Given data.
=-=-=-=-=
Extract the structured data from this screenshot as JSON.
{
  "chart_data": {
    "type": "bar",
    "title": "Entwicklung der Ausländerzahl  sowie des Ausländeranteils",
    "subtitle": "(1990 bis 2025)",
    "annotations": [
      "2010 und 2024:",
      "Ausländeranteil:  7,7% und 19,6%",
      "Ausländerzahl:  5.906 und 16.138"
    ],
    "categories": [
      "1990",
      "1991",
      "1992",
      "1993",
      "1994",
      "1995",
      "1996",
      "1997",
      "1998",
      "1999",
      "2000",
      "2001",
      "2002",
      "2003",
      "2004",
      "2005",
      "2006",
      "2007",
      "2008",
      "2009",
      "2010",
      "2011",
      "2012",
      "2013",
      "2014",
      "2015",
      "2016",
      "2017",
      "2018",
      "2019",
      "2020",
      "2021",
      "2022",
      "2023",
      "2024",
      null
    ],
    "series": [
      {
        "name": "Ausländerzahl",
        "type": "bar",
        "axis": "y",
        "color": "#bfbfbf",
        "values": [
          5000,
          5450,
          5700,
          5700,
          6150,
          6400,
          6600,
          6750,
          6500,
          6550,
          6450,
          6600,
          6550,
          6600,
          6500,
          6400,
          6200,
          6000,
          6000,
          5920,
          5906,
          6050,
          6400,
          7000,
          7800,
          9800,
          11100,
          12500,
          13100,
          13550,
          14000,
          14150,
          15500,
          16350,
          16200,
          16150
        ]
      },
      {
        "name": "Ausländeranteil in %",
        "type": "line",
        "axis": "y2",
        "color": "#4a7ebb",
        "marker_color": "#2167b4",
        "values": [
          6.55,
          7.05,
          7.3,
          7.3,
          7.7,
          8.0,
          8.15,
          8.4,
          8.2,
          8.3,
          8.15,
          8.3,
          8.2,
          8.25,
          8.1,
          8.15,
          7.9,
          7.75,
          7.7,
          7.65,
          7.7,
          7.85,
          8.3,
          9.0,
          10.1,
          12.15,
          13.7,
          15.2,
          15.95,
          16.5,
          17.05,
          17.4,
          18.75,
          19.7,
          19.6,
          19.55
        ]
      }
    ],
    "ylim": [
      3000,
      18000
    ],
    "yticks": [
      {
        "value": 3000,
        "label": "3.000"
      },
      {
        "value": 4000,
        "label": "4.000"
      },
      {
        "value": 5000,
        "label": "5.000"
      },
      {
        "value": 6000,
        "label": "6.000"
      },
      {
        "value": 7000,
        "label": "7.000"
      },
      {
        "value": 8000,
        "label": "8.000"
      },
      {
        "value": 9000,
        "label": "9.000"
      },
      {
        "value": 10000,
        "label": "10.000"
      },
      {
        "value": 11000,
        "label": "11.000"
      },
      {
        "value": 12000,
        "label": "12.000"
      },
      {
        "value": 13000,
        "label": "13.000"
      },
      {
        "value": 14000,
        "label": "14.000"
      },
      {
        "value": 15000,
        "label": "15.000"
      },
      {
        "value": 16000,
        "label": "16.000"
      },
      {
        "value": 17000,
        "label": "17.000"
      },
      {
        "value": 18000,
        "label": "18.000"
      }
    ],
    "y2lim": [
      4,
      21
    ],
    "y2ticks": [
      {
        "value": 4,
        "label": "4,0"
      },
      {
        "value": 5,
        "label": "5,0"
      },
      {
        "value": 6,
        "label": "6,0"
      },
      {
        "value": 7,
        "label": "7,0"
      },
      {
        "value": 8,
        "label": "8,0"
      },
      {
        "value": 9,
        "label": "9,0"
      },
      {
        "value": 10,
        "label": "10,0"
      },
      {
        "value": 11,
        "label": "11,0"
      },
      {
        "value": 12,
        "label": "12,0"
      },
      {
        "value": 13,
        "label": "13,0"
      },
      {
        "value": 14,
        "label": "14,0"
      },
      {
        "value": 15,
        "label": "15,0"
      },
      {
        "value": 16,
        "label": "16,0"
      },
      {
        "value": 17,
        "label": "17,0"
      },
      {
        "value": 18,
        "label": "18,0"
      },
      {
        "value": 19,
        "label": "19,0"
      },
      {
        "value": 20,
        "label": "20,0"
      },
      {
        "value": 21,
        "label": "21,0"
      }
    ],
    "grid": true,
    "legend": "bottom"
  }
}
=-=-=-=-=
Problem.
Set down each entry again, unchanged.

The solution.
Extract the structured data from this screenshot as JSON.
{
  "chart_data": {
    "type": "bar",
    "title": "Entwicklung der Ausländerzahl  sowie des Ausländeranteils",
    "subtitle": "(1990 bis 2025)",
    "annotations": [
      "2010 und 2024:",
      "Ausländeranteil:  7,7% und 19,6%",
      "Ausländerzahl:  5.906 und 16.138"
    ],
    "categories": [
      "1990",
      "1991",
      "1992",
      "1993",
      "1994",
      "1995",
      "1996",
      "1997",
      "1998",
      "1999",
      "2000",
      "2001",
      "2002",
      "2003",
      "2004",
      "2005",
      "2006",
      "2007",
      "2008",
      "2009",
      "2010",
      "2011",
      "2012",
      "2013",
      "2014",
      "2015",
      "2016",
      "2017",
      "2018",
      "2019",
      "2020",
      "2021",
      "2022",
      "2023",
      "2024",
      null
    ],
    "series": [
      {
        "name": "Ausländerzahl",
        "type": "bar",
        "axis": "y",
        "color": "#bfbfbf",
        "values": [
          5000,
          5450,
          5700,
          5700,
          6150,
          6400,
          6600,
          6750,
          6500,
          6550,
          6450,
          6600,
          6550,
          6600,
          6500,
          6400,
          6200,
          6000,
          6000,
          5920,
          5906,
          6050,
          6400,
          7000,
          7800,
          9800,
          11100,
          12500,
          13100,
          13550,
          14000,
          14150,
          15500,
          16350,
          16200,
          16150
        ]
      },
      {
        "name": "Ausländeranteil in %",
        "type": "line",
        "axis": "y2",
        "color": "#4a7ebb",
        "marker_color": "#2167b4",
        "values": [
          6.55,
          7.05,
          7.3,
          7.3,
          7.7,
          8.0,
          8.15,
          8.4,
          8.2,
          8.3,
          8.15,
          8.3,
          8.2,
          8.25,
          8.1,
          8.15,
          7.9,
          7.75,
          7.7,
          7.65,
          7.7,
          7.85,
          8.3,
          9.0,
          10.1,
          12.15,
          13.7,
          15.2,
          15.95,
          16.5,
          17.05,
          17.4,
          18.75,
          19.7,
          19.6,
          19.55
        ]
      }
    ],
    "ylim": [
      3000,
      18000
    ],
    "yticks": [
      {
        "value": 3000,
        "label": "3.000"
      },
      {
        "value": 4000,
        "label": "4.000"
      },
      {
        "value": 5000,
        "label": "5.000"
      },
      {
        "value": 6000,
        "label": "6.000"
      },
      {
        "value": 7000,
        "label": "7.000"
      },
      {
        "value": 8000,
        "label": "8.000"
      },
      {
        "value": 9000,
        "label": "9.000"
      },
      {
        "value": 10000,
        "label": "10.000"
      },
      {
        "value": 11000,
        "label": "11.000"
      },
      {
        "value": 12000,
        "label": "12.000"
      },
      {
        "value": 13000,
        "label": "13.000"
      },
      {
        "value": 14000,
        "label": "14.000"
      },
      {
        "value": 15000,
        "label": "15.000"
      },
      {
        "value": 16000,
        "label": "16.000"
      },
      {
        "value": 17000,
        "label": "17.000"
      },
      {
        "value": 18000,
        "label": "18.000"
      }
    ],
    "y2lim": [
      4,
      21
    ],
    "y2ticks": [
      {
        "value": 4,
        "label": "4,0"
      },
      {
        "value": 5,
        "label": "5,0"
      },
      {
        "value": 6,
        "label": "6,0"
      },
      {
        "value": 7,
        "label": "7,0"
      },
      {
        "value": 8,
        "label": "8,0"
      },
      {
        "value": 9,
        "label": "9,0"
      },
      {
        "value": 10,
        "label": "10,0"
      },
      {
        "value": 11,
        "label": "11,0"
      },
      {
        "value": 12,
        "label": "12,0"
      },
      {
        "value": 13,
        "label": "13,0"
      },
      {
        "value": 14,
        "label": "14,0"
      },
      {
        "value": 15,
        "label": "15,0"
      },
      {
        "value": 16,
        "label": "16,0"
      },
      {
        "value": 17,
        "label": "17,0"
      },
      {
        "value": 18,
        "label": "18,0"
      },
      {
        "value": 19,
        "label": "19,0"
      },
      {
        "value": 20,
        "label": "20,0"
      },
      {
        "value": 21,
        "label": "21,0"
      }
    ],
    "grid": true,
    "legend": "bottom"
  }
}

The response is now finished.